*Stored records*

————

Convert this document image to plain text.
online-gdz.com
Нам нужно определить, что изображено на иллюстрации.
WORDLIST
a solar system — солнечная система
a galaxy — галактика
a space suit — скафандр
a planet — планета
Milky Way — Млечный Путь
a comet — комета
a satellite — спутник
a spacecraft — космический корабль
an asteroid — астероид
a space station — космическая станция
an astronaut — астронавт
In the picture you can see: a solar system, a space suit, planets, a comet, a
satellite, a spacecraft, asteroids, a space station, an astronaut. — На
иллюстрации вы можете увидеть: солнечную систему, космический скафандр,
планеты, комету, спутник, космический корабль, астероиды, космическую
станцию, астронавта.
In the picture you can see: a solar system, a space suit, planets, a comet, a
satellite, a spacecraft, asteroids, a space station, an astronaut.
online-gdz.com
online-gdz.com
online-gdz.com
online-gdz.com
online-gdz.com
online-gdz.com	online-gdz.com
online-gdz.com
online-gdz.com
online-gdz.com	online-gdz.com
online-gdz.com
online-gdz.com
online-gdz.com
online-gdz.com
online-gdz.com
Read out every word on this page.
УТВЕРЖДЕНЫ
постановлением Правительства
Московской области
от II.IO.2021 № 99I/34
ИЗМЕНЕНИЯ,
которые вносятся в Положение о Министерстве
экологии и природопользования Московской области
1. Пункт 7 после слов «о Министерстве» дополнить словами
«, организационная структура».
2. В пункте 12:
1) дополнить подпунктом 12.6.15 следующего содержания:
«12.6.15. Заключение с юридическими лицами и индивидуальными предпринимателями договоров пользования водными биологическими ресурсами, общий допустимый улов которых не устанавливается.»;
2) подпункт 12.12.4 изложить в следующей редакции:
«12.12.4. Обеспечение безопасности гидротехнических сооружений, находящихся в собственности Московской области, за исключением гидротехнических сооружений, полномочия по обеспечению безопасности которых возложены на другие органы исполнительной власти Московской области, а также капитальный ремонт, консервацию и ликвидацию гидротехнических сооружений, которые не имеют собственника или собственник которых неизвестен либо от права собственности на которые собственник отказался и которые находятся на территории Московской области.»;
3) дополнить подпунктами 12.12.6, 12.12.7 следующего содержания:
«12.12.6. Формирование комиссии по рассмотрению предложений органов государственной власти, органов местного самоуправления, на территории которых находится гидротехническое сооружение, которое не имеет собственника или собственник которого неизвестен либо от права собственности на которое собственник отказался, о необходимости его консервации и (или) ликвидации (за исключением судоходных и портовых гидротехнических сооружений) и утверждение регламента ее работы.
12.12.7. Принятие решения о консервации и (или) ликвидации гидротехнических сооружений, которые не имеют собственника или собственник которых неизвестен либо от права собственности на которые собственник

————

*Aim*
Pull out and copy each line containing the string "Министерстве".

*Answer for this exercise*
которые вносятся в Положение о Министерстве
1. Пункт 7 после слов «о Министерстве» дополнить словами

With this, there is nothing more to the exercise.